> ROWS

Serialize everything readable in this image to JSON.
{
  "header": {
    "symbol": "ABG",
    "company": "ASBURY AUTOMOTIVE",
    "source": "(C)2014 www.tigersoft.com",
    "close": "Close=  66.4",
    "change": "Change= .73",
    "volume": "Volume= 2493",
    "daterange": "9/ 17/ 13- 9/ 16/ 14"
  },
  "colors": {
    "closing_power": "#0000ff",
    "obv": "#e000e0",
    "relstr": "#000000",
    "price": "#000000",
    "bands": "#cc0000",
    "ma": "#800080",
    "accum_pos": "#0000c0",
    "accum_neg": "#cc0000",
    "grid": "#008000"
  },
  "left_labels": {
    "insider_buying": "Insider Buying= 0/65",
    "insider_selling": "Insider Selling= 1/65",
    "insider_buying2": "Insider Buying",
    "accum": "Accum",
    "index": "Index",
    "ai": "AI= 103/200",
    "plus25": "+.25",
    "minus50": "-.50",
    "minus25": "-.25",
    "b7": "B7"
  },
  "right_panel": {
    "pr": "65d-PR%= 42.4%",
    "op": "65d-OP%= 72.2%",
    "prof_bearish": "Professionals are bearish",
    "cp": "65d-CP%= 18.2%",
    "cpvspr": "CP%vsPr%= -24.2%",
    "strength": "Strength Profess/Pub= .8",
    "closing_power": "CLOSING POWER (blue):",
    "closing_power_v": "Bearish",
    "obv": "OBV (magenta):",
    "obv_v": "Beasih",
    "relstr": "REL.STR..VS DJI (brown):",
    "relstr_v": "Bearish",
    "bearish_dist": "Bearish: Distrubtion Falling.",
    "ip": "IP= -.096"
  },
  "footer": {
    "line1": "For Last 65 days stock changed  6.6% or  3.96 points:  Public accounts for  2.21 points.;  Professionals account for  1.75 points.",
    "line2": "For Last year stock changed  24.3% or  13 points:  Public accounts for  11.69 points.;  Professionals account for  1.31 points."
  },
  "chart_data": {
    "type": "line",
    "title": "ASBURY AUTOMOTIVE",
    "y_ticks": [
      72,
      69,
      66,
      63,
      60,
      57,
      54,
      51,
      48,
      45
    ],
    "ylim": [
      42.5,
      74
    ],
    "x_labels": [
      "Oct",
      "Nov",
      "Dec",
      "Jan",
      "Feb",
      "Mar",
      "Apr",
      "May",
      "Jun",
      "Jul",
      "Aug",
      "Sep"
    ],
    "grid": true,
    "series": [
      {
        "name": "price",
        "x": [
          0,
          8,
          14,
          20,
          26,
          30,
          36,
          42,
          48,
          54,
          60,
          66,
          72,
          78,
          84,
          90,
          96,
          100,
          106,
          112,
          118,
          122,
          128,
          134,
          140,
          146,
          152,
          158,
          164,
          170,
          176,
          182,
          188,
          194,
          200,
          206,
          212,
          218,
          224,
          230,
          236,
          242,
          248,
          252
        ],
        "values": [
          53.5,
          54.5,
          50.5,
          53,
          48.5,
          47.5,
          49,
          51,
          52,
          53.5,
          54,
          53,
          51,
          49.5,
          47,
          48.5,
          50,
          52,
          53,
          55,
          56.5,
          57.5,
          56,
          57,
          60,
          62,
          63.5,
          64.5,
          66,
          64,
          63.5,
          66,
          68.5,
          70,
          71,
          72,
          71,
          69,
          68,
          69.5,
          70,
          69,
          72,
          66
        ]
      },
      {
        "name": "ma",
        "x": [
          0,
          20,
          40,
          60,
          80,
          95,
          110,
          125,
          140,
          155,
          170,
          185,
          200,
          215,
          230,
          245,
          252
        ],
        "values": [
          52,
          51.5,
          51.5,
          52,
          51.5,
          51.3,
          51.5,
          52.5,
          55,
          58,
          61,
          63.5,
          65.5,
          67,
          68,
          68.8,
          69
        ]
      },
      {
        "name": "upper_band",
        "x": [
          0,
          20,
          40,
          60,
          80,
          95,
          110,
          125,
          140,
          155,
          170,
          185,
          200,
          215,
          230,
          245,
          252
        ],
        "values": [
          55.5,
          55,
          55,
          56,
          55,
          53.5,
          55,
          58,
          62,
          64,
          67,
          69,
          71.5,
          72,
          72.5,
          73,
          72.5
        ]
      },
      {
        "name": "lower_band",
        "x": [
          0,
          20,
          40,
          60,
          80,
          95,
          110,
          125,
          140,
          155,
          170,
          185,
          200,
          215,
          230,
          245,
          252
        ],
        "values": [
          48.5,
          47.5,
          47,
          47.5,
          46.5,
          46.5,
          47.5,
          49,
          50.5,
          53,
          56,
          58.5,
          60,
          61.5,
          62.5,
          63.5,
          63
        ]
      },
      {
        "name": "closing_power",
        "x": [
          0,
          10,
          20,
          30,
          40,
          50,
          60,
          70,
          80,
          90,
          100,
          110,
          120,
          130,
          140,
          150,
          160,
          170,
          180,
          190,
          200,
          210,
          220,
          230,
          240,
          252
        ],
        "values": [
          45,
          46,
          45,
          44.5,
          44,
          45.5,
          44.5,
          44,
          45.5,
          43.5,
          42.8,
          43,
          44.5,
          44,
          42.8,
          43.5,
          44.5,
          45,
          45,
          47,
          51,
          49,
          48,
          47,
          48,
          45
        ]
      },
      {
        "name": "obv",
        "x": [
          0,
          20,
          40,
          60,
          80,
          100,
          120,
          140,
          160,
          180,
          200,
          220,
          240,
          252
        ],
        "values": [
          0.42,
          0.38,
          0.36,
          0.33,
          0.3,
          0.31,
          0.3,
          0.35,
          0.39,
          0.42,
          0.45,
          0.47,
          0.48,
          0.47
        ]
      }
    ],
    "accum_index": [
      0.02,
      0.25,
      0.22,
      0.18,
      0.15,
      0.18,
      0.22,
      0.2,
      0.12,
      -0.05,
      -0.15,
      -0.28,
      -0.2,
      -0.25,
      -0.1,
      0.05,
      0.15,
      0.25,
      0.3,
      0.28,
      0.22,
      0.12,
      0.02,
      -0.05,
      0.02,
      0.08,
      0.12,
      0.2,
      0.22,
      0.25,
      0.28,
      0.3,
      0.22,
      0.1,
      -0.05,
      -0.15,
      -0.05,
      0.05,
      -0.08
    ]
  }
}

> STATED GOAL
Copy each line of the listing that includes "stock".

> TASK OUTPUT
    "line1": "For Last 65 days stock changed  6.6% or  3.96 points:  Public accounts for  2.21 points.;  Professionals account for  1.75 points.",
    "line2": "For Last year stock changed  24.3% or  13 points:  Public accounts for  11.69 points.;  Professionals account for  1.31 points."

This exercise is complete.